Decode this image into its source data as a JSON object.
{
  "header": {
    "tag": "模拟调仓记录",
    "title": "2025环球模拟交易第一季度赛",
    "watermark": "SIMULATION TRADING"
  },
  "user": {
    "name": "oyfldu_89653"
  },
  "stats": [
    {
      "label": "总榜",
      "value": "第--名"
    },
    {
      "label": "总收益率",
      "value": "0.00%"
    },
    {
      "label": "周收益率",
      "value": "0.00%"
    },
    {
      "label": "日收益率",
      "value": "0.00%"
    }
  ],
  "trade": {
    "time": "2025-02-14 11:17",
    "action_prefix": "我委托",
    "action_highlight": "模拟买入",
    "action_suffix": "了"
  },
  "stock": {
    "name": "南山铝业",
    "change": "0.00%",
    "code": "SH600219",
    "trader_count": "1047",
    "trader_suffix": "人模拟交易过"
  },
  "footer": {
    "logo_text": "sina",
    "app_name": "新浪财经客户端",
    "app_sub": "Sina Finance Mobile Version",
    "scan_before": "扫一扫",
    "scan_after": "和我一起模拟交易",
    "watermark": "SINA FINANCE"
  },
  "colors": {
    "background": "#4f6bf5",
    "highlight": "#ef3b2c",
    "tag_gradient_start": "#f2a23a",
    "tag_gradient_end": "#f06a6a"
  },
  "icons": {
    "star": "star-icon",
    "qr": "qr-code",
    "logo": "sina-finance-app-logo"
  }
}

★ ★ ★ ★ ★

Exercise description:
Return every line in the listing that contains the word "label".

Solution to this problem:
      "label": "总榜",
      "label": "总收益率",
      "label": "周收益率",
      "label": "日收益率",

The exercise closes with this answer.